* Written exercise *
Convert the material into a JSON list of strings, starting at the line containing "svg-text:09:00: 09:00 <box>808" and ending at the line containing "svg-text:17:00: 17:00 <box>1204", with one string per line and blank lines omitted. Both of those lines belong in the list.

* Materials provided *
###
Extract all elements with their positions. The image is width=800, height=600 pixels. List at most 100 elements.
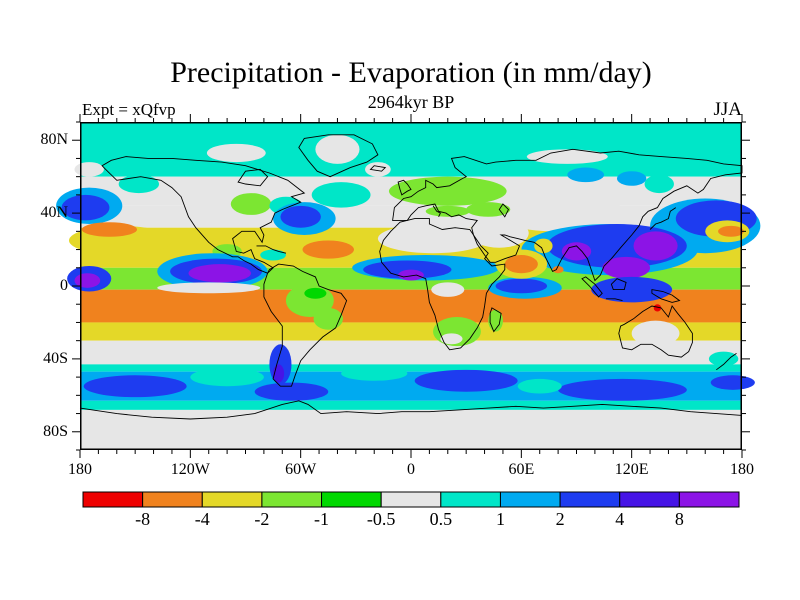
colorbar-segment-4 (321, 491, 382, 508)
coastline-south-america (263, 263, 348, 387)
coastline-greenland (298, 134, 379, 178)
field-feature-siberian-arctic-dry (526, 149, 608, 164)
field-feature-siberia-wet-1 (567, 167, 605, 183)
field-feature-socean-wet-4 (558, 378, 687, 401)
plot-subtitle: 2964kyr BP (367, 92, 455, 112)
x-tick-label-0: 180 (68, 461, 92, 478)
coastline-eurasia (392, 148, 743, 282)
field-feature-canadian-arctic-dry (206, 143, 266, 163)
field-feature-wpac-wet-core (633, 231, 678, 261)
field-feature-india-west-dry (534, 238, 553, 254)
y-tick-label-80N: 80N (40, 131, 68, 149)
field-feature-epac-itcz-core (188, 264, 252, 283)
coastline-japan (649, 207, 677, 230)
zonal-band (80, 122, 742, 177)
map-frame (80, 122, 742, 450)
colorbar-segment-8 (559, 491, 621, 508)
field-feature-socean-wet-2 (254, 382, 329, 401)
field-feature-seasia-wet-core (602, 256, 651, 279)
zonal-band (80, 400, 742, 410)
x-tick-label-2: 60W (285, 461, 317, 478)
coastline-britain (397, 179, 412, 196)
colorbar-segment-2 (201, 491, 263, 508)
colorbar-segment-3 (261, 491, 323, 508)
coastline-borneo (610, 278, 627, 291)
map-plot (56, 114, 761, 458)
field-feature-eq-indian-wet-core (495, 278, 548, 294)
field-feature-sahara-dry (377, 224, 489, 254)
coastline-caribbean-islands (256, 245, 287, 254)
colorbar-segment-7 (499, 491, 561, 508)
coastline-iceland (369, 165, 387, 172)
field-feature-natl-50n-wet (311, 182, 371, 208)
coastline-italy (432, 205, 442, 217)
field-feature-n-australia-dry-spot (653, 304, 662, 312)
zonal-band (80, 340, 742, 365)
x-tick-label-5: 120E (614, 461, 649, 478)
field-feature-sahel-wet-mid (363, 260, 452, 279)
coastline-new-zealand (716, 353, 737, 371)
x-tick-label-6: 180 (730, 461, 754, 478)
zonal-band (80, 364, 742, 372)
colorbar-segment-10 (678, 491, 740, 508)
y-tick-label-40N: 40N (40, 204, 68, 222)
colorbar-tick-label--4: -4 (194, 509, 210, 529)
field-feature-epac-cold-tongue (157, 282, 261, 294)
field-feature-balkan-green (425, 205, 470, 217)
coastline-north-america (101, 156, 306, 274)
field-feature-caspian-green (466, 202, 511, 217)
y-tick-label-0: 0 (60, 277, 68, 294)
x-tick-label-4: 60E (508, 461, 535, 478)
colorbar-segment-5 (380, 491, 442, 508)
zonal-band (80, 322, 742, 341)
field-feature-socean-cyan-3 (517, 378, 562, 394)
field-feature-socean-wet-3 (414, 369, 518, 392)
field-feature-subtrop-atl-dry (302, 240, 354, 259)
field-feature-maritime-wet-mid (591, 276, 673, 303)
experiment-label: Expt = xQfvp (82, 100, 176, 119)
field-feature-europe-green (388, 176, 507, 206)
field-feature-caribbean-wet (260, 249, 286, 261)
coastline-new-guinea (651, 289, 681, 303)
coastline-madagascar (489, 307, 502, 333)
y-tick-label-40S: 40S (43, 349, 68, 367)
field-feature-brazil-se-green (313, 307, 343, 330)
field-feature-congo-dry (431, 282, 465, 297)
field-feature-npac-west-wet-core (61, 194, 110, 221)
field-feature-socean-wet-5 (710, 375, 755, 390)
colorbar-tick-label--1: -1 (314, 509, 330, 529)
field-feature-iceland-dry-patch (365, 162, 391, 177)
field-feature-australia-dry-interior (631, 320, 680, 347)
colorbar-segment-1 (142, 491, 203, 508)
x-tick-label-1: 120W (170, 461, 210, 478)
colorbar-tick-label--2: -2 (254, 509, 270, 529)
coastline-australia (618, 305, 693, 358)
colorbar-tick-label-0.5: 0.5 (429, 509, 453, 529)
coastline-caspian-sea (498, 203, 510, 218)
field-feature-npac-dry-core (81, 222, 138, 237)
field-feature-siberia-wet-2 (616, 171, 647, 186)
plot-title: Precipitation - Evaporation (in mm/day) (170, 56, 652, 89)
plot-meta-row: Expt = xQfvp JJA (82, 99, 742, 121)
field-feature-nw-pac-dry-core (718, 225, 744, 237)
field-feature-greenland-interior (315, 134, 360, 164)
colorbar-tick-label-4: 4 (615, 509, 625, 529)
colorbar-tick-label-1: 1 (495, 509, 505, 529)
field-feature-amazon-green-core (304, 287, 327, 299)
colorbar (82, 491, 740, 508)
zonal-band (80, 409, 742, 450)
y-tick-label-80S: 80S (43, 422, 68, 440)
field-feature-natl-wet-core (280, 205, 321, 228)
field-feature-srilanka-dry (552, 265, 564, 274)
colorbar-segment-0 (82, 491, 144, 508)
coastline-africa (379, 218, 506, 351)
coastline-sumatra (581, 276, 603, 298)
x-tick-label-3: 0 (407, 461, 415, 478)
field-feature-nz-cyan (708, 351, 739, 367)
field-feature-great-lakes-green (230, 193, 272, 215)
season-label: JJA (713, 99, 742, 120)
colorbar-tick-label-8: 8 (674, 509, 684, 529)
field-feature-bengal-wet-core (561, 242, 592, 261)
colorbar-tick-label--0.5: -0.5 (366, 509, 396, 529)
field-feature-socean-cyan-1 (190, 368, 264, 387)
###
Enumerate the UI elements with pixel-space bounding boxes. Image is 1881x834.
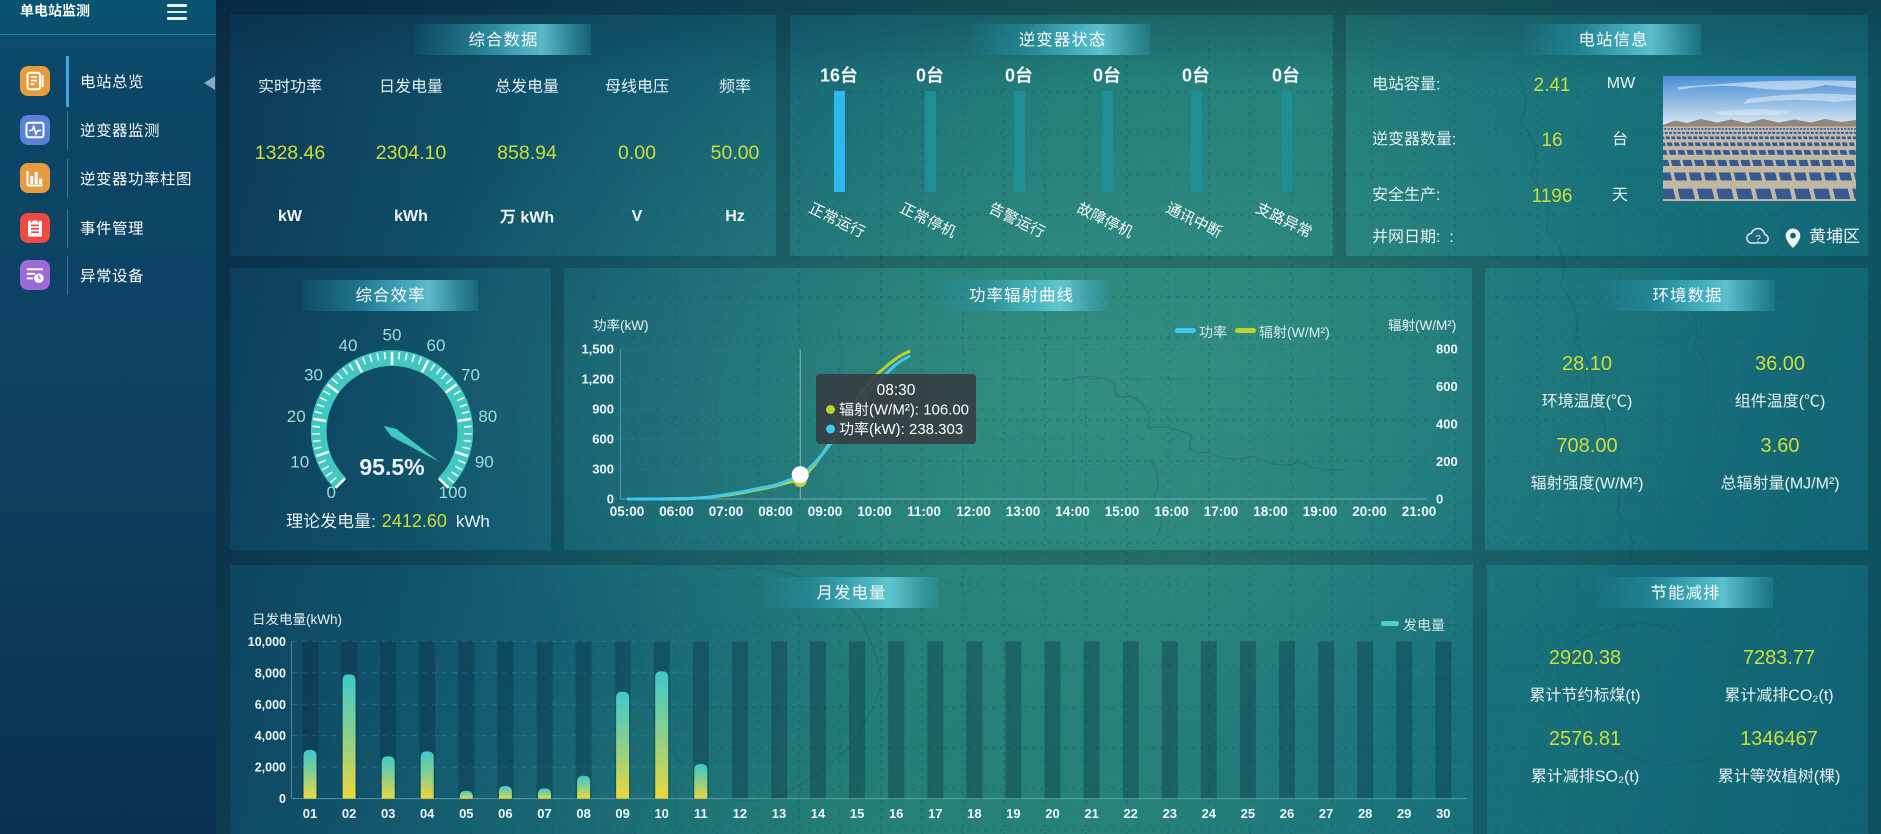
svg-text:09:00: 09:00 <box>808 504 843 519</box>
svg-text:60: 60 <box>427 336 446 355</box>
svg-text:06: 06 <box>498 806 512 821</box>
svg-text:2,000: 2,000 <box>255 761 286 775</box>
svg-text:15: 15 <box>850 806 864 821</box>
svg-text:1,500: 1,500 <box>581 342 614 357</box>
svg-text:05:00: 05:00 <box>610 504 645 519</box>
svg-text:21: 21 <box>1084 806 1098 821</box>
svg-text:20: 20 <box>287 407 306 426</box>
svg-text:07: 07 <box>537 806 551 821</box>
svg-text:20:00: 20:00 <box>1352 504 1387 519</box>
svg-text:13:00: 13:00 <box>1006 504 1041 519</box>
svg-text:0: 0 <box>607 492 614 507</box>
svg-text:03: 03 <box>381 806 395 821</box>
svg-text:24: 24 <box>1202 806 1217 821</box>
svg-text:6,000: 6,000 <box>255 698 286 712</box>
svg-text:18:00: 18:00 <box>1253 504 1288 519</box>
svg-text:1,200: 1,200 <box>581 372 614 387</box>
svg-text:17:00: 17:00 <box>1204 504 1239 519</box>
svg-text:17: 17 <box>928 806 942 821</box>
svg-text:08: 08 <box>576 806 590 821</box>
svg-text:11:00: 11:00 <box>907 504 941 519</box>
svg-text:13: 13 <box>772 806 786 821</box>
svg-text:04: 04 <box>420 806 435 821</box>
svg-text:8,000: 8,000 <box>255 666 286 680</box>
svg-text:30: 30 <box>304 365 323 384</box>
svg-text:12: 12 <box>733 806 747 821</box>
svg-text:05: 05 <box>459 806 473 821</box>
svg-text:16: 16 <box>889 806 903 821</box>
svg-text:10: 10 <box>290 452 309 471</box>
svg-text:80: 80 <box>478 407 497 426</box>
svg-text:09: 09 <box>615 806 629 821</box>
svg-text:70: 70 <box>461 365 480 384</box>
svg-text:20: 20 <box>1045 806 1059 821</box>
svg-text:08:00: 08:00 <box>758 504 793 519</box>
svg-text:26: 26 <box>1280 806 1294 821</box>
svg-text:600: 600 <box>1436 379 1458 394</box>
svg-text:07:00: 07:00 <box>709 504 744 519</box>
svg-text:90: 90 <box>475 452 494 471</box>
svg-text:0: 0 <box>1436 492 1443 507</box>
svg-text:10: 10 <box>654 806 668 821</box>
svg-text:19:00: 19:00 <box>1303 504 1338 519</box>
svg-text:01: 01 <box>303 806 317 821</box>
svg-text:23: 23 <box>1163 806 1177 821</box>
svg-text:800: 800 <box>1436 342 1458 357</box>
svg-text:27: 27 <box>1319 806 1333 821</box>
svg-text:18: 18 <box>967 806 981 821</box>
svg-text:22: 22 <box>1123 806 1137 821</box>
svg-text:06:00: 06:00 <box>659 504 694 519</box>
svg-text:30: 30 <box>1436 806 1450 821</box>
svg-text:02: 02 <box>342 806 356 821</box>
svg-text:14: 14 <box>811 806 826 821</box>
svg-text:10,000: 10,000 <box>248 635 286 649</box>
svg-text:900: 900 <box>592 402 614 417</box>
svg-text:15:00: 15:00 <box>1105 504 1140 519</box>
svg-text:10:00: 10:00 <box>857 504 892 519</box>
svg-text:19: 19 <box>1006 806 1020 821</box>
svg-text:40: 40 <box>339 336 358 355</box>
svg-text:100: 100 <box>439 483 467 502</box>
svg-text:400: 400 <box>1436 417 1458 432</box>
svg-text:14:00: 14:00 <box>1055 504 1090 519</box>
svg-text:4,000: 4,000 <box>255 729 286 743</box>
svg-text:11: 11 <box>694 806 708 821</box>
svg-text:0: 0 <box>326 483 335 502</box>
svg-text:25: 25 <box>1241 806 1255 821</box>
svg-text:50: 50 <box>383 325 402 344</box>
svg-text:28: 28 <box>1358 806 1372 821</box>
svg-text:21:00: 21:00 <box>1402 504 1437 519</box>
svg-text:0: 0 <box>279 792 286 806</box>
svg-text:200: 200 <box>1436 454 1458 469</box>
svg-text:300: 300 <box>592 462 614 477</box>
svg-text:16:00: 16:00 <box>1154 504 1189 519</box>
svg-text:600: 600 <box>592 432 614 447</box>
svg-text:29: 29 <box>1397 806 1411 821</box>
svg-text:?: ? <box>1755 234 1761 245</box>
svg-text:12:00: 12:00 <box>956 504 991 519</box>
###
* Reply to the task *
[
  "svg-text:09:00: 09:00 <box>808 504 843 519</box>",
  "svg-text:60: 60 <box>427 336 446 355</box>",
  "svg-text:06: 06 <box>498 806 512 821</box>",
  "svg-text:2,000: 2,000 <box>255 761 286 775</box>",
  "svg-text:15: 15 <box>850 806 864 821</box>",
  "svg-text:1,500: 1,500 <box>581 342 614 357</box>",
  "svg-text:05:00: 05:00 <box>610 504 645 519</box>",
  "svg-text:21: 21 <box>1084 806 1098 821</box>",
  "svg-text:20: 20 <box>287 407 306 426</box>",
  "svg-text:07: 07 <box>537 806 551 821</box>",
  "svg-text:20:00: 20:00 <box>1352 504 1387 519</box>",
  "svg-text:13:00: 13:00 <box>1006 504 1041 519</box>",
  "svg-text:0: 0 <box>607 492 614 507</box>",
  "svg-text:03: 03 <box>381 806 395 821</box>",
  "svg-text:24: 24 <box>1202 806 1217 821</box>",
  "svg-text:6,000: 6,000 <box>255 698 286 712</box>",
  "svg-text:18:00: 18:00 <box>1253 504 1288 519</box>",
  "svg-text:1,200: 1,200 <box>581 372 614 387</box>",
  "svg-text:17:00: 17:00 <box>1204 504 1239 519</box>"
]